• [Provided material]:
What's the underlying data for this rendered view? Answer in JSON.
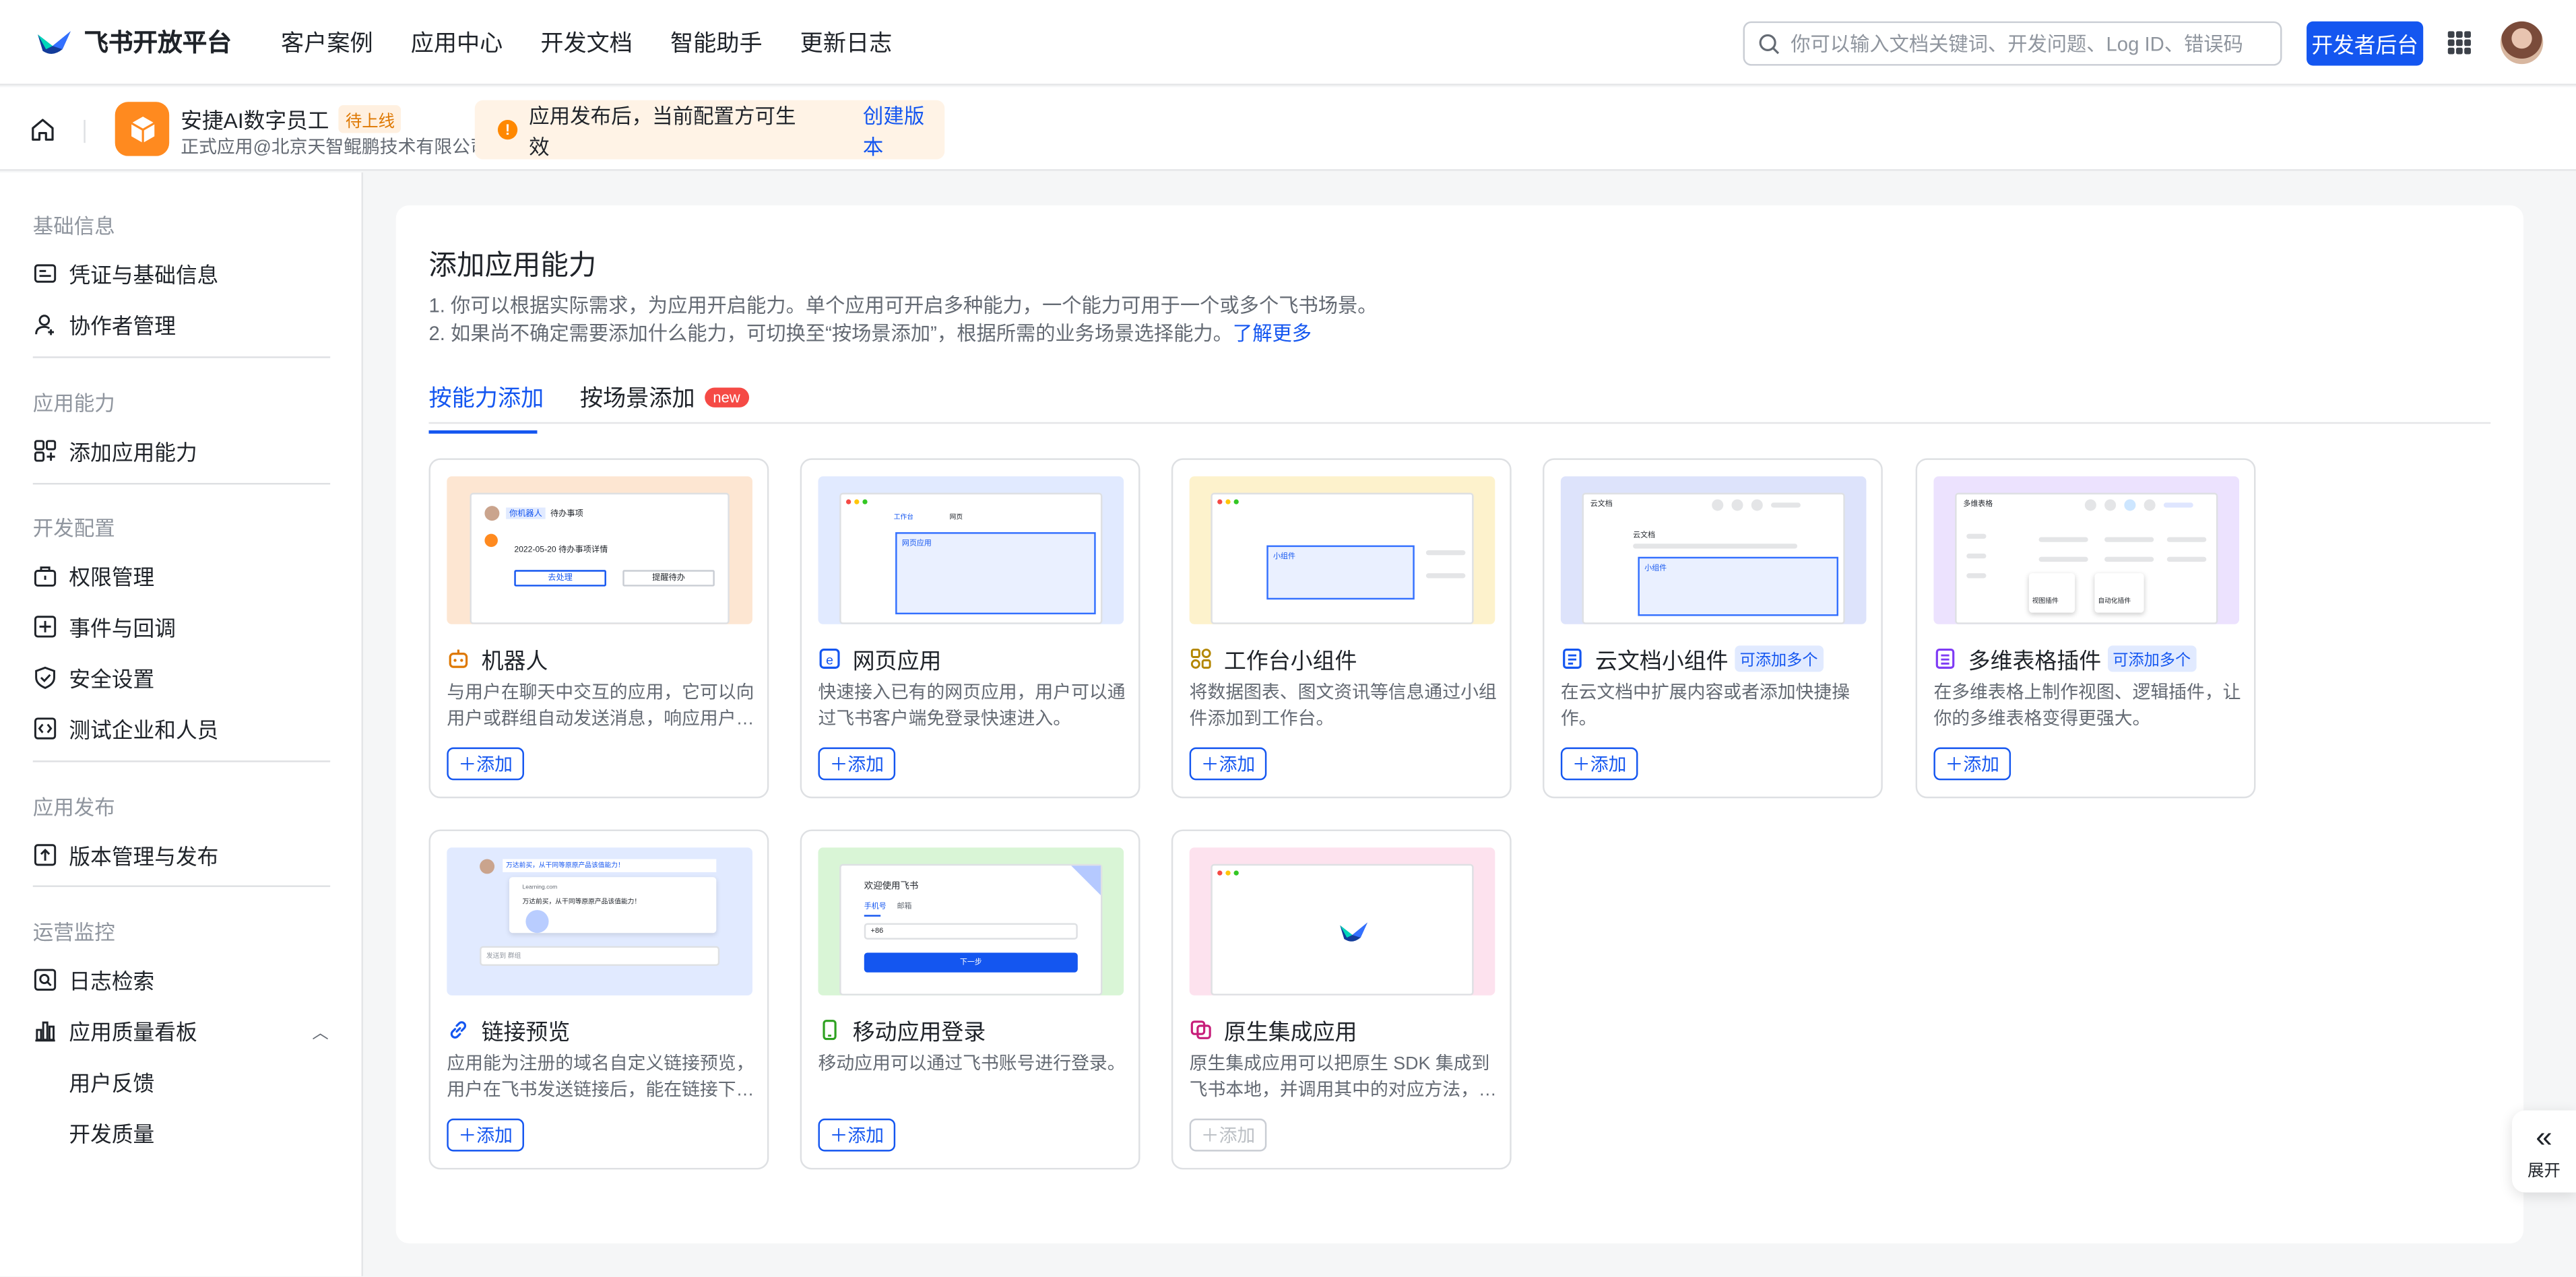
{
  "header": {
    "brand": "飞书开放平台",
    "nav": [
      "客户案例",
      "应用中心",
      "开发文档",
      "智能助手",
      "更新日志"
    ],
    "search_placeholder": "你可以输入文档关键词、开发问题、Log ID、错误码",
    "dev_console": "开发者后台"
  },
  "app": {
    "name": "安捷AI数字员工",
    "status": "待上线",
    "subtitle": "正式应用@北京天智鲲鹏技术有限公司",
    "notice": "应用发布后，当前配置方可生效",
    "create_version": "创建版本"
  },
  "sidebar": {
    "groups": [
      {
        "label": "基础信息",
        "items": [
          {
            "label": "凭证与基础信息",
            "icon": "credential-icon"
          },
          {
            "label": "协作者管理",
            "icon": "collaborator-icon"
          }
        ]
      },
      {
        "label": "应用能力",
        "items": [
          {
            "label": "添加应用能力",
            "icon": "add-ability-icon"
          }
        ]
      },
      {
        "label": "开发配置",
        "items": [
          {
            "label": "权限管理",
            "icon": "permission-icon"
          },
          {
            "label": "事件与回调",
            "icon": "event-icon"
          },
          {
            "label": "安全设置",
            "icon": "security-icon"
          },
          {
            "label": "测试企业和人员",
            "icon": "test-icon"
          }
        ]
      },
      {
        "label": "应用发布",
        "items": [
          {
            "label": "版本管理与发布",
            "icon": "version-icon"
          }
        ]
      },
      {
        "label": "运营监控",
        "items": [
          {
            "label": "日志检索",
            "icon": "log-search-icon"
          },
          {
            "label": "应用质量看板",
            "icon": "quality-icon"
          }
        ],
        "subitems": [
          "用户反馈",
          "开发质量"
        ]
      }
    ]
  },
  "main": {
    "title": "添加应用能力",
    "desc1": "1. 你可以根据实际需求，为应用开启能力。单个应用可开启多种能力，一个能力可用于一个或多个飞书场景。",
    "desc2": "2. 如果尚不确定需要添加什么能力，可切换至“按场景添加”，根据所需的业务场景选择能力。",
    "learn_more": "了解更多",
    "tabs": [
      "按能力添加",
      "按场景添加"
    ],
    "new_badge": "new",
    "add_label": "添加",
    "multi_label": "可添加多个",
    "cards": [
      {
        "title": "机器人",
        "desc": "与用户在聊天中交互的应用，它可以向用户或群组自动发送消息，响应用户的消息。",
        "icon": "robot-icon",
        "multi": false,
        "enabled": true
      },
      {
        "title": "网页应用",
        "desc": "快速接入已有的网页应用，用户可以通过飞书客户端免登录快速进入。",
        "icon": "web-app-icon",
        "multi": false,
        "enabled": true
      },
      {
        "title": "工作台小组件",
        "desc": "将数据图表、图文资讯等信息通过小组件添加到工作台。",
        "icon": "widget-icon",
        "multi": false,
        "enabled": true
      },
      {
        "title": "云文档小组件",
        "desc": "在云文档中扩展内容或者添加快捷操作。",
        "icon": "doc-widget-icon",
        "multi": true,
        "enabled": true
      },
      {
        "title": "多维表格插件",
        "desc": "在多维表格上制作视图、逻辑插件，让你的多维表格变得更强大。",
        "icon": "bitable-icon",
        "multi": true,
        "enabled": true
      },
      {
        "title": "链接预览",
        "desc": "应用能为注册的域名自定义链接预览，用户在飞书发送链接后，能在链接下方展示预览内容。",
        "icon": "link-icon",
        "multi": false,
        "enabled": true
      },
      {
        "title": "移动应用登录",
        "desc": "移动应用可以通过飞书账号进行登录。",
        "icon": "mobile-icon",
        "multi": false,
        "enabled": true
      },
      {
        "title": "原生集成应用",
        "desc": "原生集成应用可以把原生 SDK 集成到飞书本地，并调用其中的对应方法，为用户提供服务。",
        "icon": "native-icon",
        "multi": false,
        "enabled": false
      }
    ],
    "thumbs": {
      "robot_name": "你机器人",
      "robot_todo": "待办事项",
      "robot_line": "2022-05-20 待办事项详情",
      "robot_btn1": "去处理",
      "robot_btn2": "提醒待办",
      "web_tab1": "工作台",
      "web_tab2": "网页",
      "web_box": "网页应用",
      "widget_box": "小组件",
      "doc_title": "云文档",
      "doc_name": "云文档",
      "doc_box": "小组件",
      "bitable_title": "多维表格",
      "bitable_a": "视图插件",
      "bitable_b": "自动化插件",
      "link_msg": "万达前买，从干同等原原产品该值能力！",
      "link_url": "Learning.com",
      "link_body": "万达前买，从干同等原原产品该值能力！",
      "link_input": "发送到 群组",
      "mobile_title": "欢迎使用飞书",
      "mobile_tab1": "手机号",
      "mobile_tab2": "邮箱",
      "mobile_code": "+86",
      "mobile_btn": "下一步"
    }
  },
  "expand": {
    "label": "展开"
  }
}
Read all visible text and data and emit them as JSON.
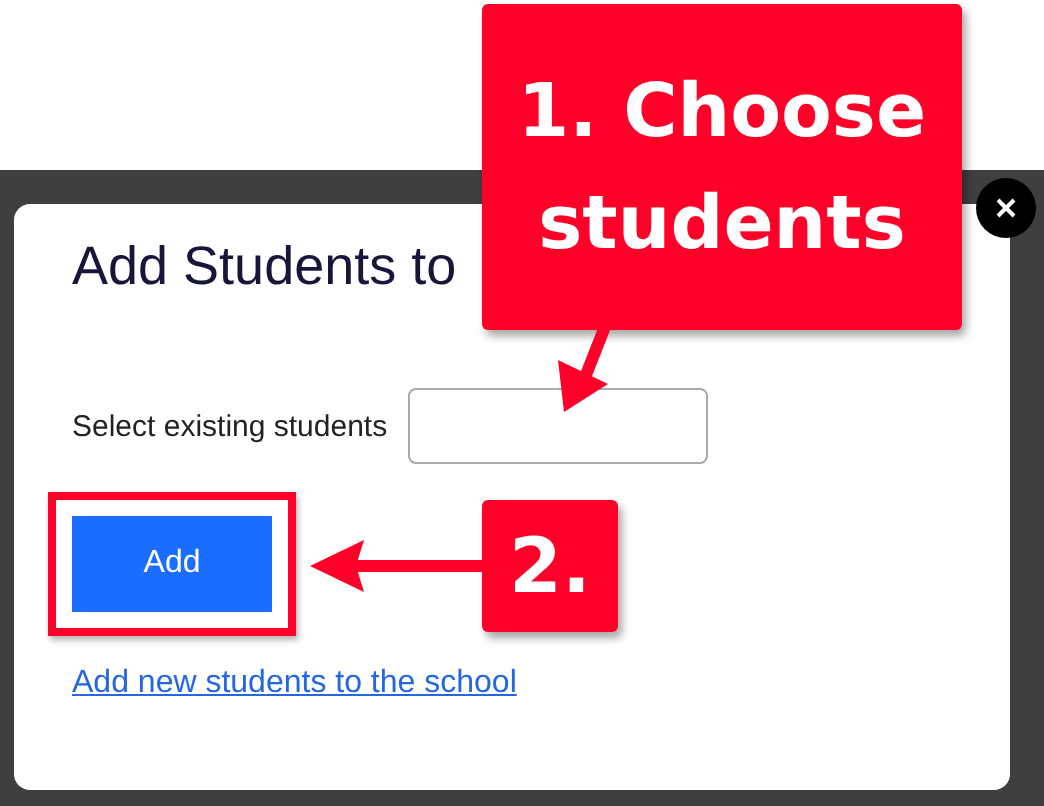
{
  "dialog": {
    "title": "Add Students to",
    "field_label": "Select existing students",
    "button": "Add",
    "link": "Add new students to the school"
  },
  "callouts": [
    {
      "text": "1. Choose students",
      "kind": "top"
    },
    {
      "text": "2.",
      "kind": "side"
    }
  ]
}
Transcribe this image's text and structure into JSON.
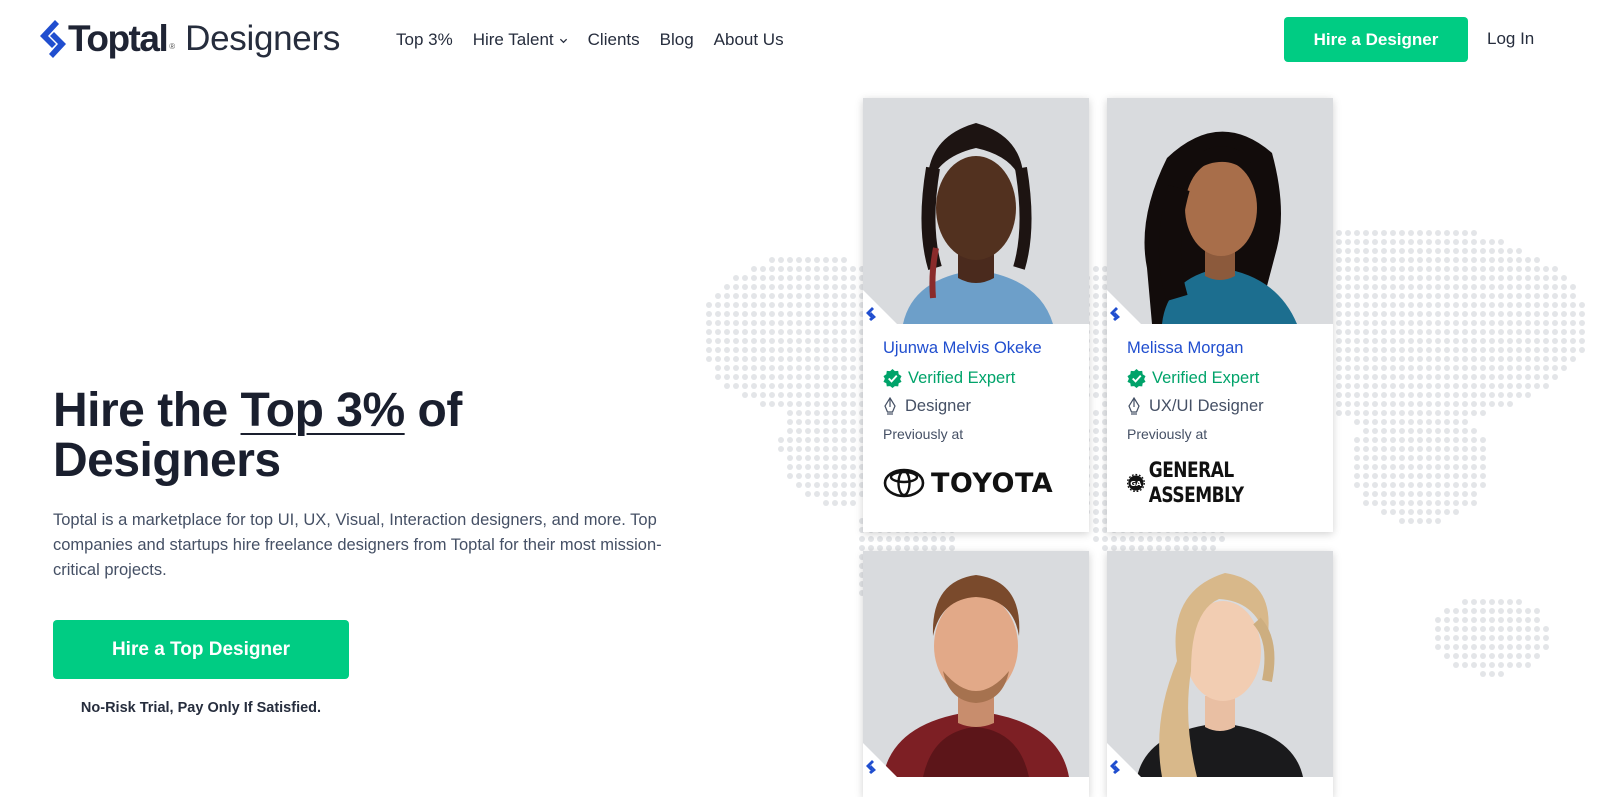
{
  "header": {
    "logo_word": "Toptal",
    "logo_reg": "®",
    "logo_sub": "Designers",
    "nav": [
      {
        "label": "Top 3%"
      },
      {
        "label": "Hire Talent"
      },
      {
        "label": "Clients"
      },
      {
        "label": "Blog"
      },
      {
        "label": "About Us"
      }
    ],
    "cta_label": "Hire a Designer",
    "login_label": "Log In"
  },
  "hero": {
    "title_pre": "Hire the ",
    "title_highlight": "Top 3%",
    "title_post": " of",
    "title_line2": "Designers",
    "description": "Toptal is a marketplace for top UI, UX, Visual, Interaction designers, and more. Top companies and startups hire freelance designers from Toptal for their most mission-critical projects.",
    "cta_label": "Hire a Top Designer",
    "risk_text": "No-Risk Trial, Pay Only If Satisfied."
  },
  "cards": [
    {
      "name": "Ujunwa Melvis Okeke",
      "verified": "Verified Expert",
      "role": "Designer",
      "previously": "Previously at",
      "company": "TOYOTA"
    },
    {
      "name": "Melissa Morgan",
      "verified": "Verified Expert",
      "role": "UX/UI Designer",
      "previously": "Previously at",
      "company": "GENERAL ASSEMBLY"
    }
  ],
  "colors": {
    "brand_blue": "#204ecf",
    "accent_green": "#00cc83",
    "verified_green": "#00a36a"
  }
}
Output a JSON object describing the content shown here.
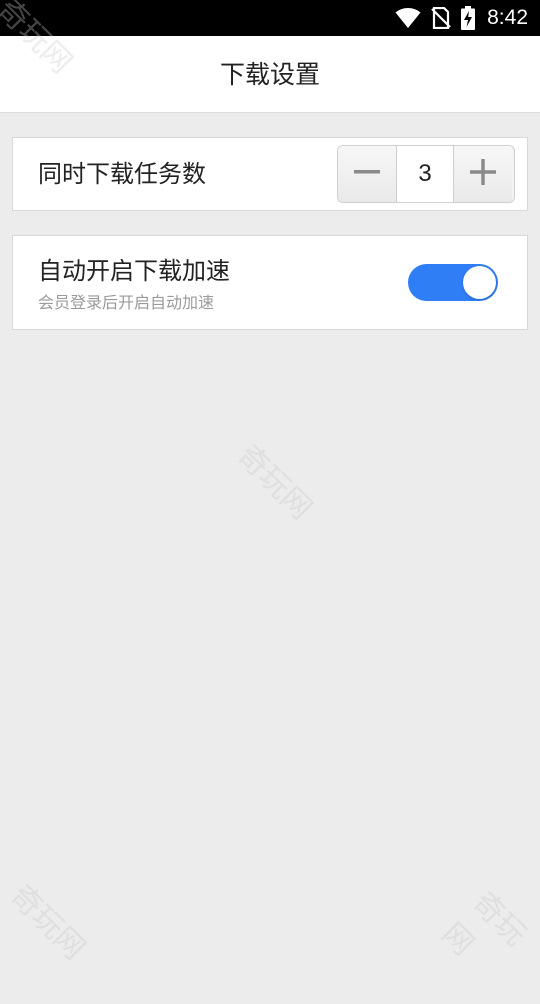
{
  "status_bar": {
    "time": "8:42",
    "icons": [
      "wifi-icon",
      "no-sim-icon",
      "battery-charging-icon"
    ]
  },
  "header": {
    "title": "下载设置"
  },
  "settings": {
    "concurrent_downloads": {
      "label": "同时下载任务数",
      "value": "3",
      "decrement_icon": "minus-icon",
      "increment_icon": "plus-icon"
    },
    "auto_acceleration": {
      "label": "自动开启下载加速",
      "sublabel": "会员登录后开启自动加速",
      "enabled": true
    }
  },
  "watermark": {
    "text": "奇玩网"
  },
  "colors": {
    "accent": "#2f7ef5",
    "background": "#ececec",
    "status_bar": "#000000"
  }
}
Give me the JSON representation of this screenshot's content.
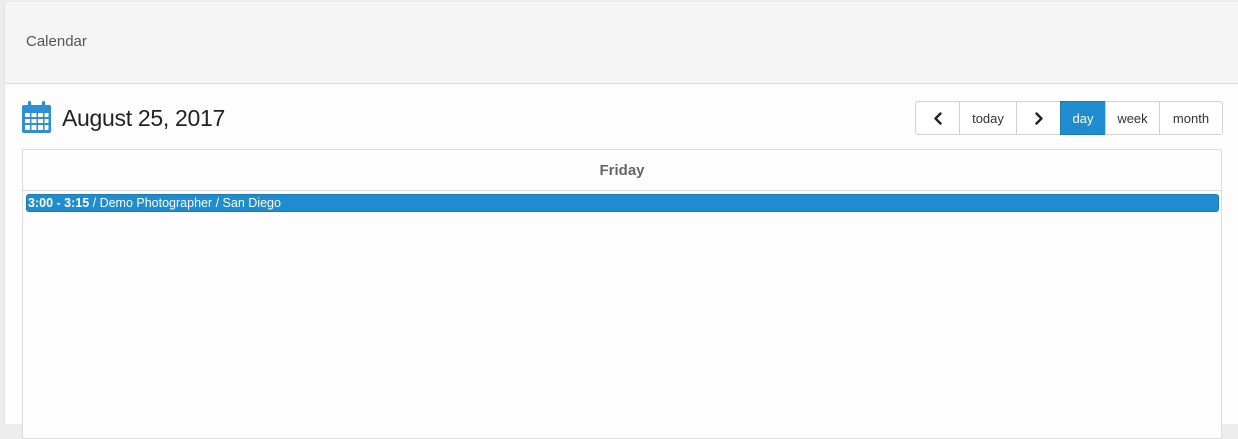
{
  "panel": {
    "title": "Calendar"
  },
  "toolbar": {
    "date_title": "August 25, 2017",
    "calendar_icon": "calendar-icon",
    "prev_icon": "chevron-left-icon",
    "next_icon": "chevron-right-icon",
    "today_label": "today",
    "views": [
      {
        "label": "day",
        "active": true
      },
      {
        "label": "week",
        "active": false
      },
      {
        "label": "month",
        "active": false
      }
    ]
  },
  "day_view": {
    "day_name": "Friday",
    "events": [
      {
        "time": "3:00 - 3:15",
        "title": " / Demo Photographer / San Diego"
      }
    ]
  },
  "colors": {
    "accent": "#1f8ccf",
    "header_bg": "#f5f5f5",
    "page_bg": "#ededed"
  }
}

• [Problem to work on]: The lines from the one holding "Give me the" through the end of the material above are to be echoed exactly, both ends included. Do not include pictures.

• [Solution for this exercise]:
Give me the JSON representation of this screenshot's content.
{
  "panel": {
    "title": "Calendar"
  },
  "toolbar": {
    "date_title": "August 25, 2017",
    "calendar_icon": "calendar-icon",
    "prev_icon": "chevron-left-icon",
    "next_icon": "chevron-right-icon",
    "today_label": "today",
    "views": [
      {
        "label": "day",
        "active": true
      },
      {
        "label": "week",
        "active": false
      },
      {
        "label": "month",
        "active": false
      }
    ]
  },
  "day_view": {
    "day_name": "Friday",
    "events": [
      {
        "time": "3:00 - 3:15",
        "title": " / Demo Photographer / San Diego"
      }
    ]
  },
  "colors": {
    "accent": "#1f8ccf",
    "header_bg": "#f5f5f5",
    "page_bg": "#ededed"
  }
}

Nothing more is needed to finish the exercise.